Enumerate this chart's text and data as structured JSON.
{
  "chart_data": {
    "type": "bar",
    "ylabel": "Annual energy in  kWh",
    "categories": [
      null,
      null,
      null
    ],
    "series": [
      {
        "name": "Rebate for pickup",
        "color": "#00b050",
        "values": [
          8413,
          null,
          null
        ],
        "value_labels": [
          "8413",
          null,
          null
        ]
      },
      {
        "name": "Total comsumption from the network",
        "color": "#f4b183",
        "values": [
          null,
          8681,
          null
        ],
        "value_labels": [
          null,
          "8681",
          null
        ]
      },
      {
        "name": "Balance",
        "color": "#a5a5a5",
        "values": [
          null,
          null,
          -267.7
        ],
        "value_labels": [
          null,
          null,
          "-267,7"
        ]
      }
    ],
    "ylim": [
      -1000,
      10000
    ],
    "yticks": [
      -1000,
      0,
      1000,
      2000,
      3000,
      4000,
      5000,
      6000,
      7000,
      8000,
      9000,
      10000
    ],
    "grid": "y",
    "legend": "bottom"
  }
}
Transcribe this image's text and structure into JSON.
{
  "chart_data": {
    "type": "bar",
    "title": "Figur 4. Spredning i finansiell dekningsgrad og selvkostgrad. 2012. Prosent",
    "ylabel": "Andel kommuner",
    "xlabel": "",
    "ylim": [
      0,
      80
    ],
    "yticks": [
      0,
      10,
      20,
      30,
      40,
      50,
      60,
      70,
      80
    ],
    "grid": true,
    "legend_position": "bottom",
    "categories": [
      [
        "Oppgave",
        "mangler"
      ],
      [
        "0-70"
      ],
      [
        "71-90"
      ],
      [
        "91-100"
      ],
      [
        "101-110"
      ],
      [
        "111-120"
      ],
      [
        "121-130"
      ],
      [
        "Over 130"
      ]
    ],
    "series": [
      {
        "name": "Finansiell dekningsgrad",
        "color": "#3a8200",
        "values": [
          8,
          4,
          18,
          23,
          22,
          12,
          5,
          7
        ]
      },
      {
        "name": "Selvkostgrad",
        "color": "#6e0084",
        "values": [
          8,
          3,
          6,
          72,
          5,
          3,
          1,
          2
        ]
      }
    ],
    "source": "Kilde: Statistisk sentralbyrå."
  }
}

◆ ◆ ◆ ◆

Starting with the line that contains "Transcribe this image's", print each line through the last one in the listing. Include both end lines and add nothing.

Correct output:
Transcribe this image's text and structure into JSON.
{
  "chart_data": {
    "type": "bar",
    "title": "Figur 4. Spredning i finansiell dekningsgrad og selvkostgrad. 2012. Prosent",
    "ylabel": "Andel kommuner",
    "xlabel": "",
    "ylim": [
      0,
      80
    ],
    "yticks": [
      0,
      10,
      20,
      30,
      40,
      50,
      60,
      70,
      80
    ],
    "grid": true,
    "legend_position": "bottom",
    "categories": [
      [
        "Oppgave",
        "mangler"
      ],
      [
        "0-70"
      ],
      [
        "71-90"
      ],
      [
        "91-100"
      ],
      [
        "101-110"
      ],
      [
        "111-120"
      ],
      [
        "121-130"
      ],
      [
        "Over 130"
      ]
    ],
    "series": [
      {
        "name": "Finansiell dekningsgrad",
        "color": "#3a8200",
        "values": [
          8,
          4,
          18,
          23,
          22,
          12,
          5,
          7
        ]
      },
      {
        "name": "Selvkostgrad",
        "color": "#6e0084",
        "values": [
          8,
          3,
          6,
          72,
          5,
          3,
          1,
          2
        ]
      }
    ],
    "source": "Kilde: Statistisk sentralbyrå."
  }
}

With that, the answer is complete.